§ **REQUIRED TASK**:
Retype the material word for word.

[Excerpts from a figure dataset]
* * * * * * *

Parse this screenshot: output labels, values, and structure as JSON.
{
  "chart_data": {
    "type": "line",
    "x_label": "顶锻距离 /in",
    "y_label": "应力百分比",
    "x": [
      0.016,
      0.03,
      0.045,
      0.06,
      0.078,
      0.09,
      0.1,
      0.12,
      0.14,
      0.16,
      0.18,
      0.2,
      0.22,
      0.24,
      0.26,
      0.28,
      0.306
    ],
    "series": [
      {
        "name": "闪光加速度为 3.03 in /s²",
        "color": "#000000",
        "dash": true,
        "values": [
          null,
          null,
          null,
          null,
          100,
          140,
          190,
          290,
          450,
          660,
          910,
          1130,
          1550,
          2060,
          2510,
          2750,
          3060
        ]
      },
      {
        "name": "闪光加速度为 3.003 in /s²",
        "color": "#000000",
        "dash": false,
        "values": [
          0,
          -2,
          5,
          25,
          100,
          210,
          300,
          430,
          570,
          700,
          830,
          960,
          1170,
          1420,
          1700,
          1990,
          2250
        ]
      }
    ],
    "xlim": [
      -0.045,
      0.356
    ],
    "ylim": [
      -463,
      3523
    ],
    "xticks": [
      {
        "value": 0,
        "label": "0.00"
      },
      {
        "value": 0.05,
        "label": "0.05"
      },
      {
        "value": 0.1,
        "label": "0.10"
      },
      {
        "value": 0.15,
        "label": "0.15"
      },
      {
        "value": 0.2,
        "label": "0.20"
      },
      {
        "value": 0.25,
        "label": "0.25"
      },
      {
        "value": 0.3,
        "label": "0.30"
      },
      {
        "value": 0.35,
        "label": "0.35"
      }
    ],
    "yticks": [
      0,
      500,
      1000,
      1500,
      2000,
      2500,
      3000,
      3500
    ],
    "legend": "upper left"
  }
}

* * * * * * *

§ **ANSWER FOR THE TASK**:
Parse this screenshot: output labels, values, and structure as JSON.
{
  "chart_data": {
    "type": "line",
    "x_label": "顶锻距离 /in",
    "y_label": "应力百分比",
    "x": [
      0.016,
      0.03,
      0.045,
      0.06,
      0.078,
      0.09,
      0.1,
      0.12,
      0.14,
      0.16,
      0.18,
      0.2,
      0.22,
      0.24,
      0.26,
      0.28,
      0.306
    ],
    "series": [
      {
        "name": "闪光加速度为 3.03 in /s²",
        "color": "#000000",
        "dash": true,
        "values": [
          null,
          null,
          null,
          null,
          100,
          140,
          190,
          290,
          450,
          660,
          910,
          1130,
          1550,
          2060,
          2510,
          2750,
          3060
        ]
      },
      {
        "name": "闪光加速度为 3.003 in /s²",
        "color": "#000000",
        "dash": false,
        "values": [
          0,
          -2,
          5,
          25,
          100,
          210,
          300,
          430,
          570,
          700,
          830,
          960,
          1170,
          1420,
          1700,
          1990,
          2250
        ]
      }
    ],
    "xlim": [
      -0.045,
      0.356
    ],
    "ylim": [
      -463,
      3523
    ],
    "xticks": [
      {
        "value": 0,
        "label": "0.00"
      },
      {
        "value": 0.05,
        "label": "0.05"
      },
      {
        "value": 0.1,
        "label": "0.10"
      },
      {
        "value": 0.15,
        "label": "0.15"
      },
      {
        "value": 0.2,
        "label": "0.20"
      },
      {
        "value": 0.25,
        "label": "0.25"
      },
      {
        "value": 0.3,
        "label": "0.30"
      },
      {
        "value": 0.35,
        "label": "0.35"
      }
    ],
    "yticks": [
      0,
      500,
      1000,
      1500,
      2000,
      2500,
      3000,
      3500
    ],
    "legend": "upper left"
  }
}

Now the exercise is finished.